Collect each line of the entries that holds the string "text".
** Begin **
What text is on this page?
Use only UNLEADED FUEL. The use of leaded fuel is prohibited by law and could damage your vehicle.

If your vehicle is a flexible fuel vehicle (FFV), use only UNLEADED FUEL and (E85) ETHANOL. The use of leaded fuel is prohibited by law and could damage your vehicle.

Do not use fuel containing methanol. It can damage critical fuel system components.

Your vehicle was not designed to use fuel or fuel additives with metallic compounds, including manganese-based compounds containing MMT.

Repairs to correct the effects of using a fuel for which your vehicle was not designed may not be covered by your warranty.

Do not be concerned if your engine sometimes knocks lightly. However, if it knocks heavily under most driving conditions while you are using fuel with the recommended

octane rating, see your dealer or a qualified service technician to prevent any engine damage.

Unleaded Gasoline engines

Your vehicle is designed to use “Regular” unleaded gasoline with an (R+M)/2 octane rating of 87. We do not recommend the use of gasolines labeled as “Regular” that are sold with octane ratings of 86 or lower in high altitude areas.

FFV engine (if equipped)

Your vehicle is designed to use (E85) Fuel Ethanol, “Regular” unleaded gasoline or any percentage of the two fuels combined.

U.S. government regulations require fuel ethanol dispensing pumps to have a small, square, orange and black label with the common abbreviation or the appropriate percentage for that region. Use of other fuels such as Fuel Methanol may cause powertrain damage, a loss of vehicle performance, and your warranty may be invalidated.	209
** End **
** Begin **
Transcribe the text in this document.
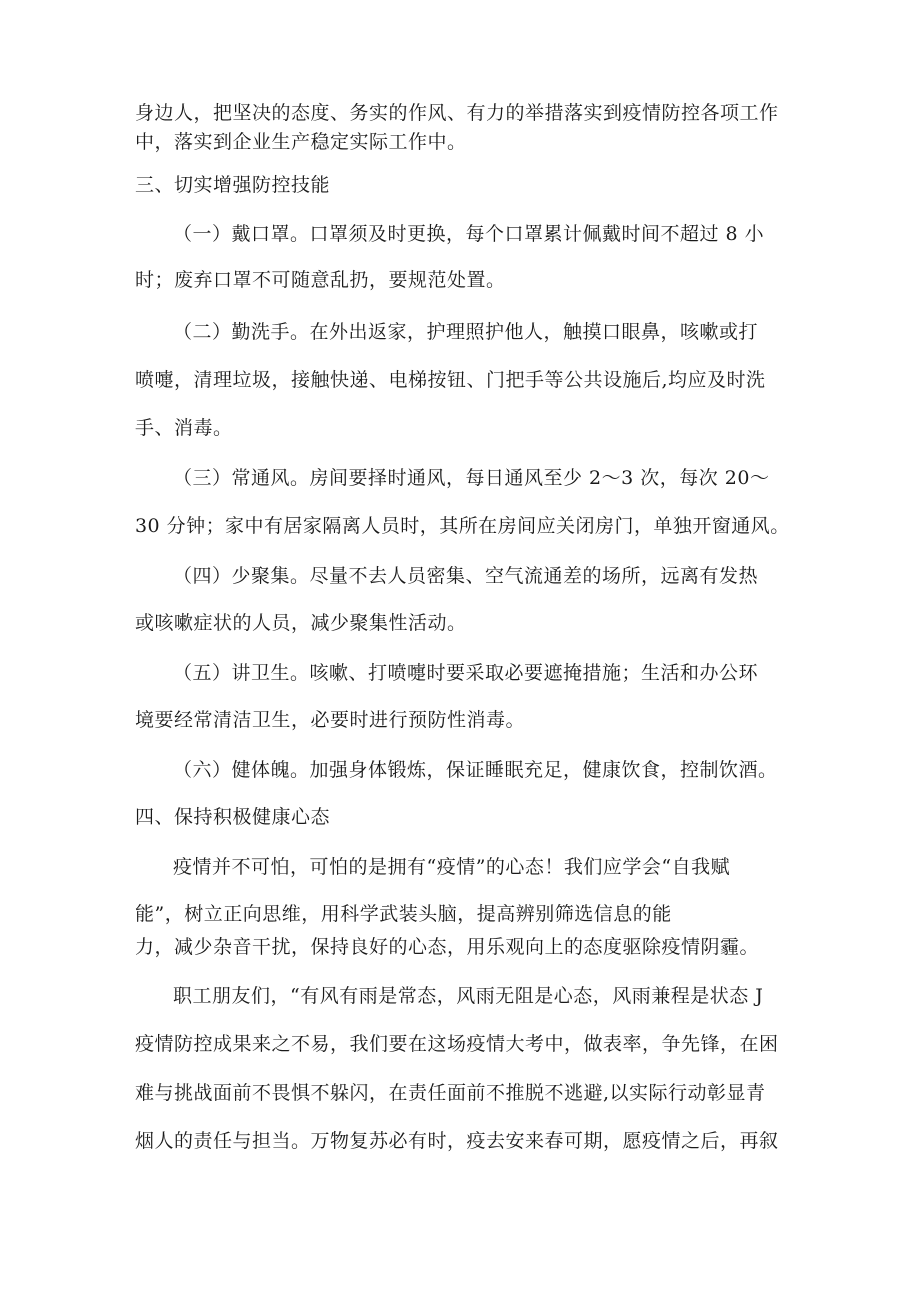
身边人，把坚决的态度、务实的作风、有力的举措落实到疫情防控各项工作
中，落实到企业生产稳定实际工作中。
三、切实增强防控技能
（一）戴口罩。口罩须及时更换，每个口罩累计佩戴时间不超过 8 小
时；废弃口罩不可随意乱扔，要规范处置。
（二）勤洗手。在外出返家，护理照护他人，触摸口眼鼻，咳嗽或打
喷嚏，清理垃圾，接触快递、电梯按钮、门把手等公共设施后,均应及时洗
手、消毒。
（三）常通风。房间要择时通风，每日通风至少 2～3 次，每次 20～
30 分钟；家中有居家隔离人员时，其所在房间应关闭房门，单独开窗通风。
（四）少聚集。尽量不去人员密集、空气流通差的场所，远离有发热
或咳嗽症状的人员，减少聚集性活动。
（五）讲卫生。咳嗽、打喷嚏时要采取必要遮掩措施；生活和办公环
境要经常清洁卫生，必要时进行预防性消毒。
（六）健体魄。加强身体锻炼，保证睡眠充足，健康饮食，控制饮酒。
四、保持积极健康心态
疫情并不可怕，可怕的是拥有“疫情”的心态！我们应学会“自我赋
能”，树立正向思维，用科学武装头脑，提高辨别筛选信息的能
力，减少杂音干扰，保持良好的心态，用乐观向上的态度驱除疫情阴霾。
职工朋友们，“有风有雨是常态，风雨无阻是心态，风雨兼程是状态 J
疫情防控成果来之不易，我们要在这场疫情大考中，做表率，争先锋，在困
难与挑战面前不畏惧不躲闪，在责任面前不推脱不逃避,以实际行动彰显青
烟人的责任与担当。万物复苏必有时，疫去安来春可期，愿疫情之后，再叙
** End **
_Problem solution:_
What text is on this page?
Transcribe the text in this document.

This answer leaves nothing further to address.